→ Source data:
==================================================

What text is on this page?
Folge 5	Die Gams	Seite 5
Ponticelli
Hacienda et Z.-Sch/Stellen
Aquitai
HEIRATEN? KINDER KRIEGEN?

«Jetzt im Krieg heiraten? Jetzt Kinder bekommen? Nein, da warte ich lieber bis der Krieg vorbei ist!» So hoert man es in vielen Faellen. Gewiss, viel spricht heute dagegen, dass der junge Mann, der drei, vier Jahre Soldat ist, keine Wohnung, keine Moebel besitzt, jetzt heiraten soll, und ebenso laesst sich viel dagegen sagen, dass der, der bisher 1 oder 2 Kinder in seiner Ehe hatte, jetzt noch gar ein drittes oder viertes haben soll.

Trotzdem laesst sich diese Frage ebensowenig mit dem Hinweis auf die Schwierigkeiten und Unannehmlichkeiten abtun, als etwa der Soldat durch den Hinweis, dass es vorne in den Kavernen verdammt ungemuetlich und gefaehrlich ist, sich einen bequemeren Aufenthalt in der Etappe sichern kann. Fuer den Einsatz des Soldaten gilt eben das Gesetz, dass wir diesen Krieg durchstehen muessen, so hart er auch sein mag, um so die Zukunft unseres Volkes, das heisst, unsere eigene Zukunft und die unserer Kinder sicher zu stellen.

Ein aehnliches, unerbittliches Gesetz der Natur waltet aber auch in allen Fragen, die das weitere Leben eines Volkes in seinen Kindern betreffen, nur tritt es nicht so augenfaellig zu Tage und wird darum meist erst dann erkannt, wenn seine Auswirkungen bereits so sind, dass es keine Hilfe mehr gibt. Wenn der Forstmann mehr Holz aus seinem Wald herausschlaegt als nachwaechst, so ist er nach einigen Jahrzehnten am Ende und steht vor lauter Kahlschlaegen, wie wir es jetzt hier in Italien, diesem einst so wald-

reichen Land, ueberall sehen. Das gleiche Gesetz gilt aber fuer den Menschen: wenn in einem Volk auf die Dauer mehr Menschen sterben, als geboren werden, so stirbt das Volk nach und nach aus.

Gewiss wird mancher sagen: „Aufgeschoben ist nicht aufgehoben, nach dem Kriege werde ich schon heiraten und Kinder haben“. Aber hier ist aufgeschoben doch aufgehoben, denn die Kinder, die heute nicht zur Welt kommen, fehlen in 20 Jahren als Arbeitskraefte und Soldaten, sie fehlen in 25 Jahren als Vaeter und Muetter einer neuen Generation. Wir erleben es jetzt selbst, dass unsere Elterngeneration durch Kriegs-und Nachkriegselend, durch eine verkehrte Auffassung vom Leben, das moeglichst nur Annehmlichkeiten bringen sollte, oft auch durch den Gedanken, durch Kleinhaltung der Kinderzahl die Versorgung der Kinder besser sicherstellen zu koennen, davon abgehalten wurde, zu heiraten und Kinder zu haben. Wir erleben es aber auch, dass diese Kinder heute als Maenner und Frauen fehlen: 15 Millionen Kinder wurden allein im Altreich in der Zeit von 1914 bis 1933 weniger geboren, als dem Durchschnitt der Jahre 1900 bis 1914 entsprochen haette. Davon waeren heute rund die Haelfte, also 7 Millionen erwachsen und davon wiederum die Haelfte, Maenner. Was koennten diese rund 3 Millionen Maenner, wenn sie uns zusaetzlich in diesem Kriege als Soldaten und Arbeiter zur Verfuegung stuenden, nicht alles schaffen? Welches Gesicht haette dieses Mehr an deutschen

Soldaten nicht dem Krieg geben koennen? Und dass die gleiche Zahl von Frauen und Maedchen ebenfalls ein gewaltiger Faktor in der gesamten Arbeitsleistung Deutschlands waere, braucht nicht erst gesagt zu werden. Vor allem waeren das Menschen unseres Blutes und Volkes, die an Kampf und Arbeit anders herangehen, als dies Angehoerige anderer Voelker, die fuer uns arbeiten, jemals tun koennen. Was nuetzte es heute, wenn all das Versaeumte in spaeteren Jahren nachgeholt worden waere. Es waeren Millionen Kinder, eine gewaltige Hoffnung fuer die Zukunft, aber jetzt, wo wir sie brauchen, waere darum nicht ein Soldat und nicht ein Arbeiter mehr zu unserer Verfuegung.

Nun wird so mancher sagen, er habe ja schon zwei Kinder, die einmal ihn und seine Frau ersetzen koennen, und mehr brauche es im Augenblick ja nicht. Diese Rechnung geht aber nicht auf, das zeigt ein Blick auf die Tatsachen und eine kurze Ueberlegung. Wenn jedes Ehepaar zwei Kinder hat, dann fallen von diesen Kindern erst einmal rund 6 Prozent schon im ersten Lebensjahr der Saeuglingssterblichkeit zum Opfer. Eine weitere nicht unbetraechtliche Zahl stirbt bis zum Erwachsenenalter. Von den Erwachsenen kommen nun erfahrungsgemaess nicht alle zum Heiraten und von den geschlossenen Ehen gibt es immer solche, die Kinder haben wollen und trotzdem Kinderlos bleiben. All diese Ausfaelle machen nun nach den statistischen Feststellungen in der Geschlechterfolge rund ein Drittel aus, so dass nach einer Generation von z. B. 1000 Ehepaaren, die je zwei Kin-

==================================================

→ Exercise description: Copy every line of the listing that includes the string "gilt".

→ Answer to the exercise:
Trotzdem laesst sich diese Frage ebensowenig mit dem Hinweis auf die Schwierigkeiten und Unannehmlichkeiten abtun, als etwa der Soldat durch den Hinweis, dass es vorne in den Kavernen verdammt ungemuetlich und gefaehrlich ist, sich einen bequemeren Aufenthalt in der Etappe sichern kann. Fuer den Einsatz des Soldaten gilt eben das Gesetz, dass wir diesen Krieg durchstehen muessen, so hart er auch sein mag, um so die Zukunft unseres Volkes, das heisst, unsere eigene Zukunft und die unserer Kinder sicher zu stellen.
reichen Land, ueberall sehen. Das gleiche Gesetz gilt aber fuer den Menschen: wenn in einem Volk auf die Dauer mehr Menschen sterben, als geboren werden, so stirbt das Volk nach und nach aus.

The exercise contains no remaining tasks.